#### [文書の抜粋]
——————

半年前、ママ友にどうしてもと頼まれて5万円を貸してしまいました。必死に頼む姿に心を動かされ、私のお小遣いを貯めたものの中から貸してあげ、半年以内に5万円返すと一筆書いてもらい、それも保管しています。

しかし期限が来ても少しも返済されず、こちらも厚意で貸したのに納得いきません。

今すぐ返せないのであれば、利息だけでもほしいと思っているのですが、最初に利息の取り決めをしていなければ請求することはできませんか? できるとすれば、どのようにすればいいのでしょうか?

●A. 事前の取り決めがないと無利息になりますが、遅延損害金は請求することができます。

ご相談ありがとうございます。アディーレ法律事務所弁護士の正木裕美です。

お金のトラブルで友情にヒビが入ってしまうこともよくあること。

親しい間柄でもお金のことは言い出しにくいですし、自発的に約束通りにちゃんとしてほしいのが本音ですが……今回は、このままになってしまいそうですのでご友人とお話をした方がよさそうですね。

●個人間の借金で利息ってとれるものなの?

さて、利息だけでもほしいというお気持ちも理解はできます。個人間でのお金の貸し借りでも利息をとることはできます が、ご友人と利息の約束はしていますか?

個人間での借金では、貸主と借主の間で利息のとりきめがないと、無利息 になります。

利息をとることを約束していても、利率がきまっていないときは、民法の法定利率の年5%とみなされます。

——————

#### [提供された記録]
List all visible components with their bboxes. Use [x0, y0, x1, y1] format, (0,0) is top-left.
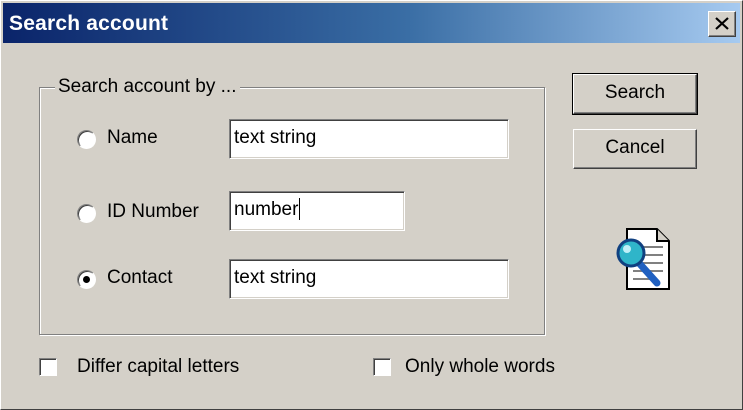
- differ-capital-letters-label[interactable]: Differ capital letters: [77, 355, 239, 379]
- id-number-field-value: number: [234, 199, 299, 220]
- search-button[interactable]: Search: [572, 73, 698, 115]
- name-field-value: text string: [234, 127, 317, 148]
- document-search-icon: [616, 228, 670, 290]
- search-account-dialog: Search account Search account by ... Nam…: [0, 0, 743, 410]
- window-title: Search account: [9, 12, 169, 35]
- close-icon: [715, 17, 729, 30]
- contact-radio[interactable]: [77, 270, 96, 289]
- differ-capital-letters-checkbox[interactable]: [39, 358, 57, 376]
- only-whole-words-label[interactable]: Only whole words: [405, 355, 555, 379]
- close-button[interactable]: [708, 11, 736, 37]
- id-number-radio[interactable]: [77, 204, 96, 223]
- id-number-field[interactable]: number: [229, 191, 405, 231]
- only-whole-words-checkbox[interactable]: [373, 358, 391, 376]
- radio-selected-dot: [83, 276, 90, 283]
- title-bar: Search account: [3, 3, 740, 43]
- id-number-radio-label[interactable]: ID Number: [107, 200, 199, 224]
- contact-radio-label[interactable]: Contact: [107, 266, 172, 290]
- name-radio[interactable]: [77, 130, 96, 149]
- contact-field-value: text string: [234, 267, 317, 288]
- contact-field[interactable]: text string: [229, 259, 509, 299]
- name-field[interactable]: text string: [229, 119, 509, 159]
- name-radio-label[interactable]: Name: [107, 126, 158, 150]
- cancel-button[interactable]: Cancel: [573, 129, 697, 169]
- text-caret: [299, 198, 301, 220]
- group-legend: Search account by ...: [55, 75, 240, 99]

——————

#### [次の課題]
• 1. 文書の抜粋で、弁護士が相談者にご友人と話をした方がよいと勧めているのはなぜか。1〜3文で説明せよ。
• 2. 記録のうち、「- differ-capital-letters-label[interactable]: Differ」を含む行から始めて「- window-title: Search」を含む行まで、両端の行も含めてそのまま書き写せ。
文書の抜粋と記録は互いに関係しない。

#### [解答例]
• 1. 相手が自発的に約束どおり返済するのを待っていても、今回はこのままになってしまいそうだからである。

• 2.
- differ-capital-letters-label[interactable]: Differ capital letters: [77, 355, 239, 379]
- id-number-field-value: number: [234, 199, 299, 220]
- search-button[interactable]: Search: [572, 73, 698, 115]
- name-field-value: text string: [234, 127, 317, 148]
- document-search-icon: [616, 228, 670, 290]
- search-account-dialog: Search account Search account by ... Nam…: [0, 0, 743, 410]
- window-title: Search account: [9, 12, 169, 35]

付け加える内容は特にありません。